## [Problem description]
Print the listing in its entirety and exactly, leaving out images.

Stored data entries
====
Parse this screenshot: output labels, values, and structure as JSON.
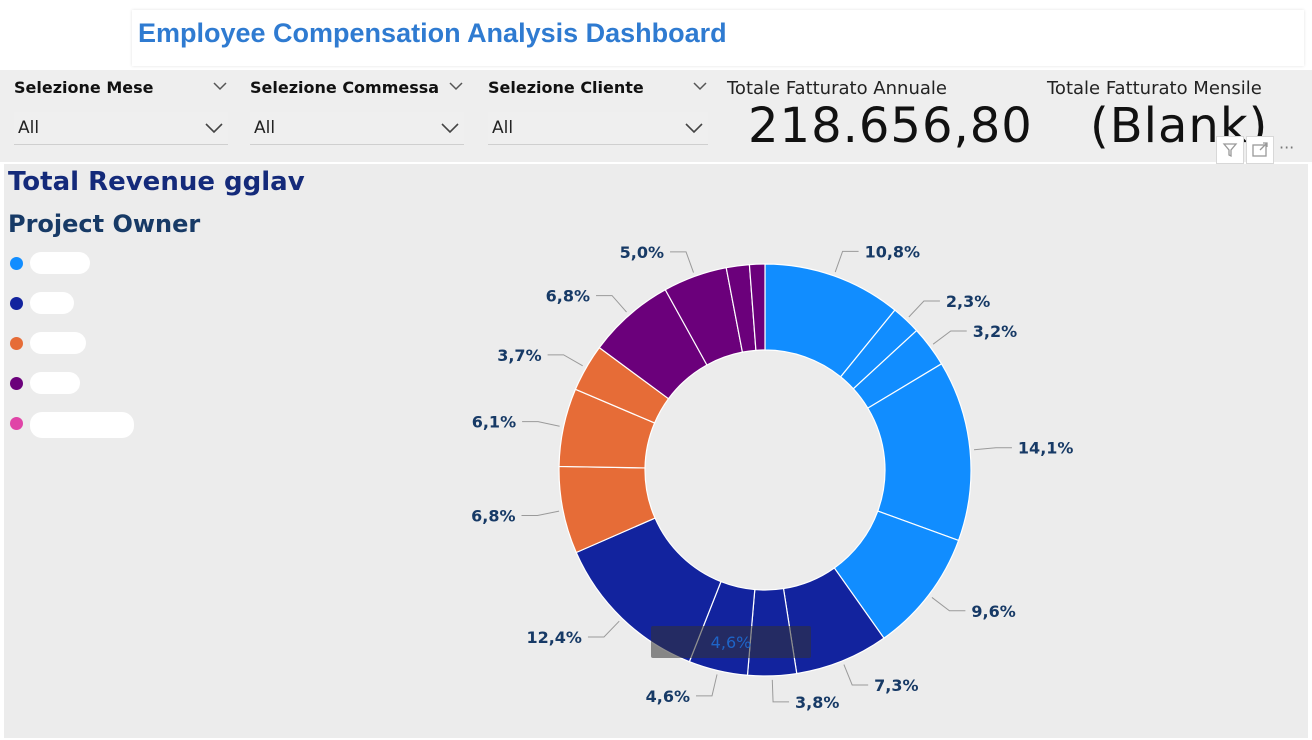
{
  "header": {
    "title": "Employee Compensation Analysis Dashboard"
  },
  "slicers": [
    {
      "title": "Selezione Mese",
      "value": "All"
    },
    {
      "title": "Selezione Commessa",
      "value": "All"
    },
    {
      "title": "Selezione Cliente",
      "value": "All"
    }
  ],
  "kpis": [
    {
      "label": "Totale Fatturato Annuale",
      "value": "218.656,80"
    },
    {
      "label": "Totale Fatturato Mensile",
      "value": "(Blank)"
    }
  ],
  "toolbar": {
    "icons": [
      "filter-icon",
      "focus-mode-icon",
      "more-options-icon"
    ],
    "more_label": "···"
  },
  "chart_data": {
    "type": "pie",
    "subtype": "donut",
    "title": "Total Revenue gglav",
    "legend_title": "Project Owner",
    "legend_placement": "left",
    "legend": [
      {
        "name": "",
        "color": "#118dff"
      },
      {
        "name": "",
        "color": "#12239e"
      },
      {
        "name": "",
        "color": "#e66c37"
      },
      {
        "name": "",
        "color": "#6b007b"
      },
      {
        "name": "",
        "color": "#e044a7"
      }
    ],
    "slices": [
      {
        "label": "",
        "value": 10.8,
        "value_label": "10,8%",
        "color": "#118dff"
      },
      {
        "label": "",
        "value": 2.3,
        "value_label": "2,3%",
        "color": "#118dff"
      },
      {
        "label": "",
        "value": 3.2,
        "value_label": "3,2%",
        "color": "#118dff"
      },
      {
        "label": "",
        "value": 14.1,
        "value_label": "14,1%",
        "color": "#118dff"
      },
      {
        "label": "",
        "value": 9.6,
        "value_label": "9,6%",
        "color": "#118dff"
      },
      {
        "label": "",
        "value": 7.3,
        "value_label": "7,3%",
        "color": "#12239e"
      },
      {
        "label": "",
        "value": 3.8,
        "value_label": "3,8%",
        "color": "#12239e"
      },
      {
        "label": "",
        "value": 4.6,
        "value_label": "4,6%",
        "color": "#12239e"
      },
      {
        "label": "",
        "value": 12.4,
        "value_label": "12,4%",
        "color": "#12239e"
      },
      {
        "label": "",
        "value": 6.8,
        "value_label": "6,8%",
        "color": "#e66c37"
      },
      {
        "label": "",
        "value": 6.1,
        "value_label": "6,1%",
        "color": "#e66c37"
      },
      {
        "label": "",
        "value": 3.7,
        "value_label": "3,7%",
        "color": "#e66c37"
      },
      {
        "label": "",
        "value": 6.8,
        "value_label": "6,8%",
        "color": "#6b007b"
      },
      {
        "label": "",
        "value": 5.0,
        "value_label": "5,0%",
        "color": "#6b007b"
      },
      {
        "label": "",
        "value": 1.8,
        "value_label": "",
        "color": "#6b007b"
      },
      {
        "label": "",
        "value": 1.2,
        "value_label": "",
        "color": "#6b007b"
      }
    ],
    "tooltip": {
      "label": "",
      "value_label": "4,6%"
    }
  }
}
====
## [Complete answer]
Parse this screenshot: output labels, values, and structure as JSON.
{
  "header": {
    "title": "Employee Compensation Analysis Dashboard"
  },
  "slicers": [
    {
      "title": "Selezione Mese",
      "value": "All"
    },
    {
      "title": "Selezione Commessa",
      "value": "All"
    },
    {
      "title": "Selezione Cliente",
      "value": "All"
    }
  ],
  "kpis": [
    {
      "label": "Totale Fatturato Annuale",
      "value": "218.656,80"
    },
    {
      "label": "Totale Fatturato Mensile",
      "value": "(Blank)"
    }
  ],
  "toolbar": {
    "icons": [
      "filter-icon",
      "focus-mode-icon",
      "more-options-icon"
    ],
    "more_label": "···"
  },
  "chart_data": {
    "type": "pie",
    "subtype": "donut",
    "title": "Total Revenue gglav",
    "legend_title": "Project Owner",
    "legend_placement": "left",
    "legend": [
      {
        "name": "",
        "color": "#118dff"
      },
      {
        "name": "",
        "color": "#12239e"
      },
      {
        "name": "",
        "color": "#e66c37"
      },
      {
        "name": "",
        "color": "#6b007b"
      },
      {
        "name": "",
        "color": "#e044a7"
      }
    ],
    "slices": [
      {
        "label": "",
        "value": 10.8,
        "value_label": "10,8%",
        "color": "#118dff"
      },
      {
        "label": "",
        "value": 2.3,
        "value_label": "2,3%",
        "color": "#118dff"
      },
      {
        "label": "",
        "value": 3.2,
        "value_label": "3,2%",
        "color": "#118dff"
      },
      {
        "label": "",
        "value": 14.1,
        "value_label": "14,1%",
        "color": "#118dff"
      },
      {
        "label": "",
        "value": 9.6,
        "value_label": "9,6%",
        "color": "#118dff"
      },
      {
        "label": "",
        "value": 7.3,
        "value_label": "7,3%",
        "color": "#12239e"
      },
      {
        "label": "",
        "value": 3.8,
        "value_label": "3,8%",
        "color": "#12239e"
      },
      {
        "label": "",
        "value": 4.6,
        "value_label": "4,6%",
        "color": "#12239e"
      },
      {
        "label": "",
        "value": 12.4,
        "value_label": "12,4%",
        "color": "#12239e"
      },
      {
        "label": "",
        "value": 6.8,
        "value_label": "6,8%",
        "color": "#e66c37"
      },
      {
        "label": "",
        "value": 6.1,
        "value_label": "6,1%",
        "color": "#e66c37"
      },
      {
        "label": "",
        "value": 3.7,
        "value_label": "3,7%",
        "color": "#e66c37"
      },
      {
        "label": "",
        "value": 6.8,
        "value_label": "6,8%",
        "color": "#6b007b"
      },
      {
        "label": "",
        "value": 5.0,
        "value_label": "5,0%",
        "color": "#6b007b"
      },
      {
        "label": "",
        "value": 1.8,
        "value_label": "",
        "color": "#6b007b"
      },
      {
        "label": "",
        "value": 1.2,
        "value_label": "",
        "color": "#6b007b"
      }
    ],
    "tooltip": {
      "label": "",
      "value_label": "4,6%"
    }
  }
}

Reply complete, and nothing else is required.